[Records from a data source]
--
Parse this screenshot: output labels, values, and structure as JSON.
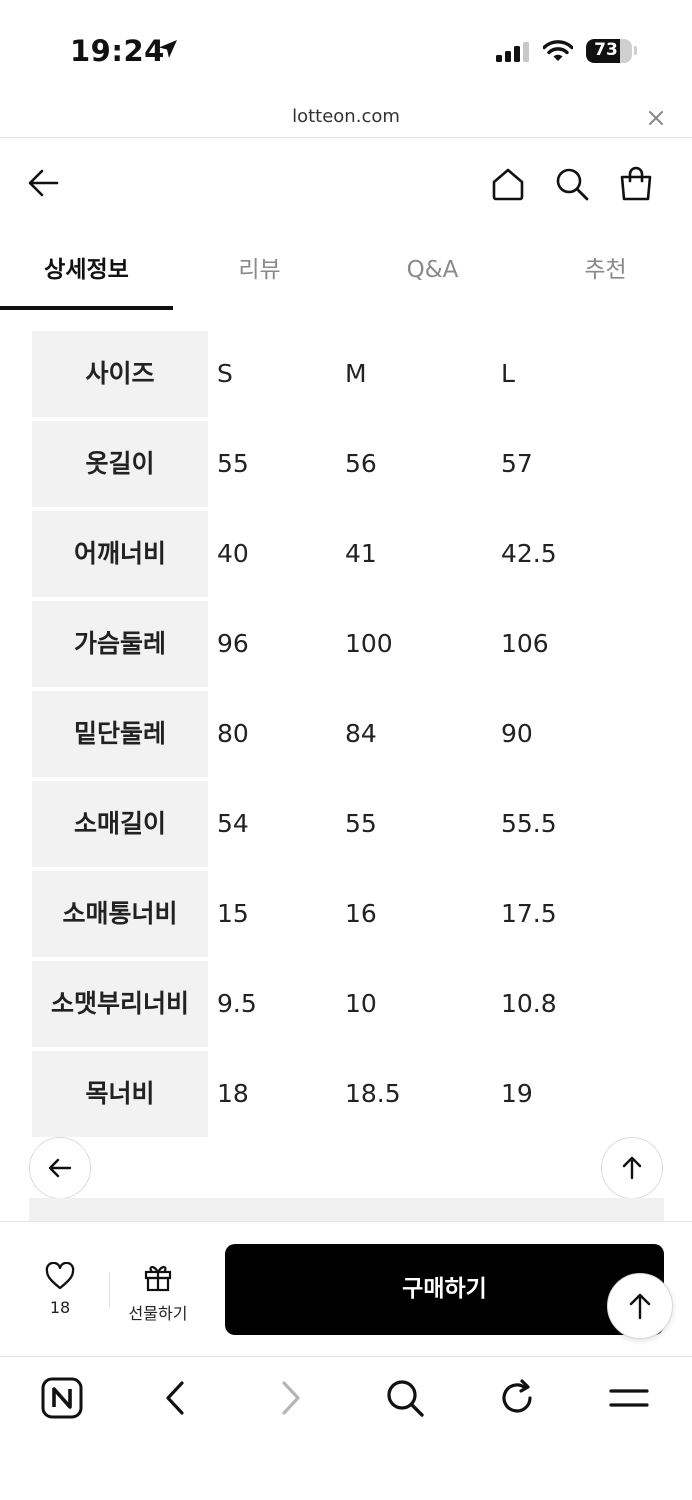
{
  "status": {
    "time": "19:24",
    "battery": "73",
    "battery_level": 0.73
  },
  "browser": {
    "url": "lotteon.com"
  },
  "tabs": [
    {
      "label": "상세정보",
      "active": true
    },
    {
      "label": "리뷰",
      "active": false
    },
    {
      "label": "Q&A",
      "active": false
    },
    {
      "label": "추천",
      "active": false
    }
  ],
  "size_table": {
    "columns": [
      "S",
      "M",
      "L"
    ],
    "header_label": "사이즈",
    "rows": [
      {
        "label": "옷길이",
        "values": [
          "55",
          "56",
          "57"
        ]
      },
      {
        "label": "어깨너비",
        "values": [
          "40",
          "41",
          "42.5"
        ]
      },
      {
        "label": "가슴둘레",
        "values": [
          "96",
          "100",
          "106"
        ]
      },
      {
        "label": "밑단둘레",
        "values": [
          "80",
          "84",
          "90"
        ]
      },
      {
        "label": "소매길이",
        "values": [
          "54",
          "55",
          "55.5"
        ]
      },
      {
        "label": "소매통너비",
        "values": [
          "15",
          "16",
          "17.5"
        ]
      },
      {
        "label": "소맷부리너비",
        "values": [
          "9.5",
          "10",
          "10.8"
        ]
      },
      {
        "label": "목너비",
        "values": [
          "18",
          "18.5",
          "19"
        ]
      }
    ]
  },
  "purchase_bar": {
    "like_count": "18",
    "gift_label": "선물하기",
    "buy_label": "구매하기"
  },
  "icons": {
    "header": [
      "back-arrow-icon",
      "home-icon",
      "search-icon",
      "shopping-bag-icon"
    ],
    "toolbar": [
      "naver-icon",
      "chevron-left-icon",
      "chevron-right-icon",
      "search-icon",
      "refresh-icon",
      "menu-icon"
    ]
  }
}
--
**WHAT IS ASKED**
Check the data for the word "chevron" and pull out the lines that have it.

**TASK RESPONSE**
      "chevron-left-icon",
      "chevron-right-icon",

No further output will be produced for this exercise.